PROBLEM TO SOLVE:
Only the number is wanted: tally the lines below that contain the word "Party".
-- start --
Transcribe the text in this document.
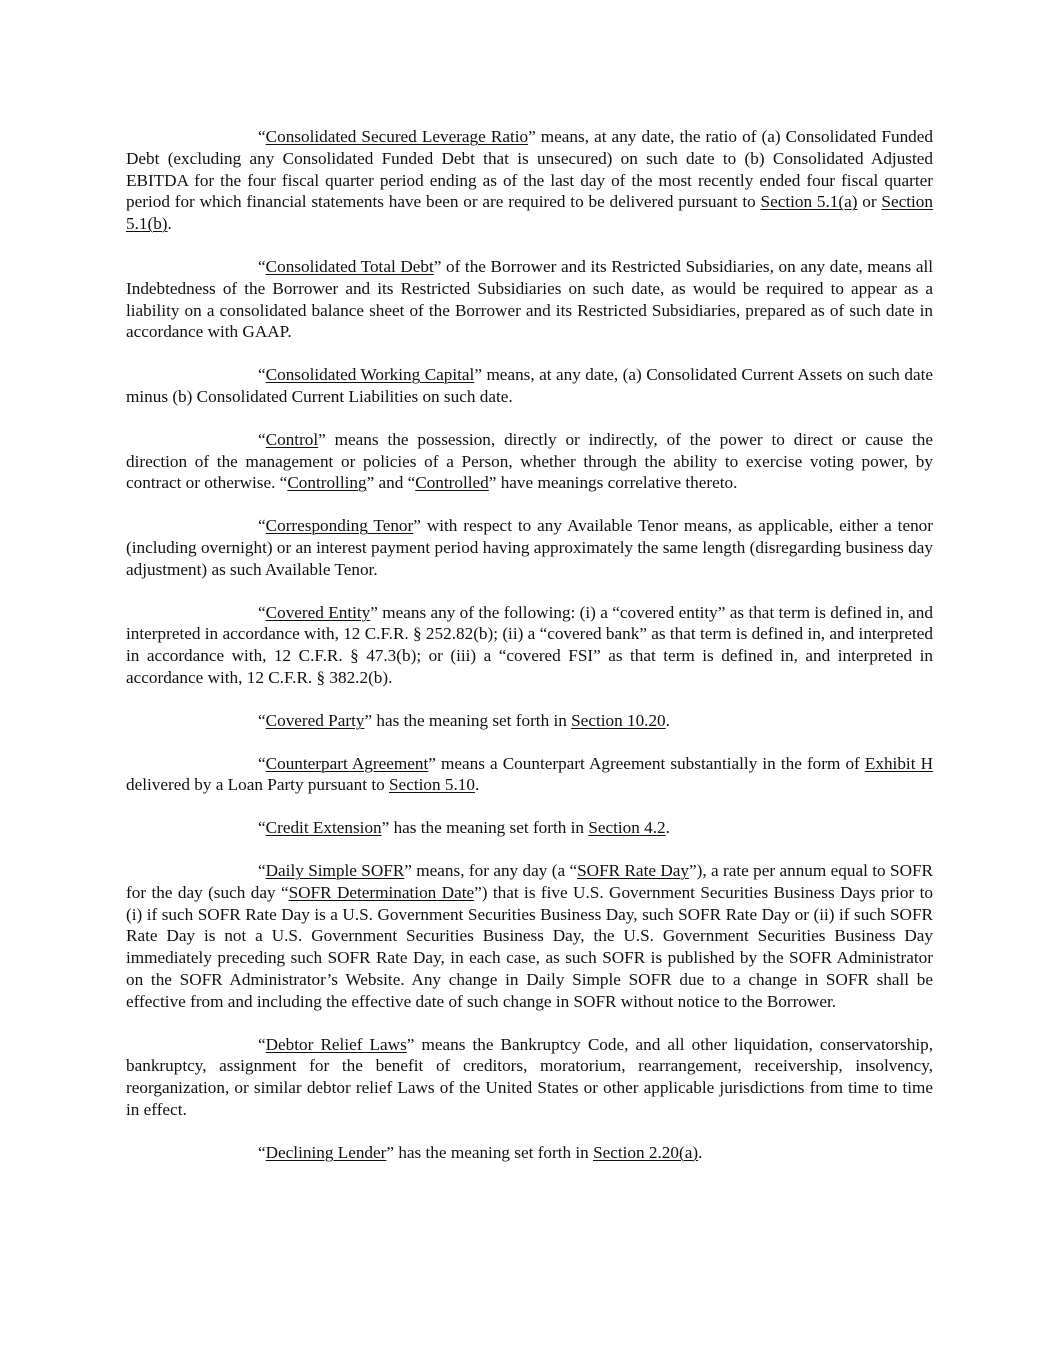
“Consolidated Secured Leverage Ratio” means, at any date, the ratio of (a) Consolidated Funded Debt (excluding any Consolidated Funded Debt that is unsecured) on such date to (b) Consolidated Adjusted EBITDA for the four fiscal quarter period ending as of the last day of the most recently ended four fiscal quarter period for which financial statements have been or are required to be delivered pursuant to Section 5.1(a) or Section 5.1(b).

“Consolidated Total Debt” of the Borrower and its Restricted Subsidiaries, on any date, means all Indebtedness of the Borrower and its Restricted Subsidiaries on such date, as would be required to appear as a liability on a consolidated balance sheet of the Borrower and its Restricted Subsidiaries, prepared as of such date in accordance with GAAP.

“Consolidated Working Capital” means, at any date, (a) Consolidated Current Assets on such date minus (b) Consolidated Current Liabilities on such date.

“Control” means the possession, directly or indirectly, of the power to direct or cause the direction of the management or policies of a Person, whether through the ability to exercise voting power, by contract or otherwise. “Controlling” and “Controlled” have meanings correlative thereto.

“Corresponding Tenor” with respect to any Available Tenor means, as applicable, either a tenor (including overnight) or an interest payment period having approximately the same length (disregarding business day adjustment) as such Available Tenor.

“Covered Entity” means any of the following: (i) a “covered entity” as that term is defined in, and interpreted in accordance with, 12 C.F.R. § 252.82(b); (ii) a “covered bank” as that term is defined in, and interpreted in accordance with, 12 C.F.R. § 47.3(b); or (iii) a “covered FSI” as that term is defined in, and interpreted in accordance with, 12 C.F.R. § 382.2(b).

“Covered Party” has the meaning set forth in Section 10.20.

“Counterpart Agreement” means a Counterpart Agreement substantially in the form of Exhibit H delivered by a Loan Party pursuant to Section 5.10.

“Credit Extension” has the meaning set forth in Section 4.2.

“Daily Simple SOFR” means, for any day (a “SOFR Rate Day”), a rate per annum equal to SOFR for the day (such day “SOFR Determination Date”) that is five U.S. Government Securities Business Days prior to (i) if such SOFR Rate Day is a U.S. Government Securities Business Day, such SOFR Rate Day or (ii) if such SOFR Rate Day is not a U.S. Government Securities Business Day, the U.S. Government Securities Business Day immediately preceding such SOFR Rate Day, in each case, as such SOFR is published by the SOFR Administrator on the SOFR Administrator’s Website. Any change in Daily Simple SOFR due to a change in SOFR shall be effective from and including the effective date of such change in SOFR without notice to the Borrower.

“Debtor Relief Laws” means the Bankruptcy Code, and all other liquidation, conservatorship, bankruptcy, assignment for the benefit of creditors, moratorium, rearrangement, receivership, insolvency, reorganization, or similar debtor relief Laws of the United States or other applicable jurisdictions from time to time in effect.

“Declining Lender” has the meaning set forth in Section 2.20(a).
-- end --
SOLUTION TO THIS TASK:
2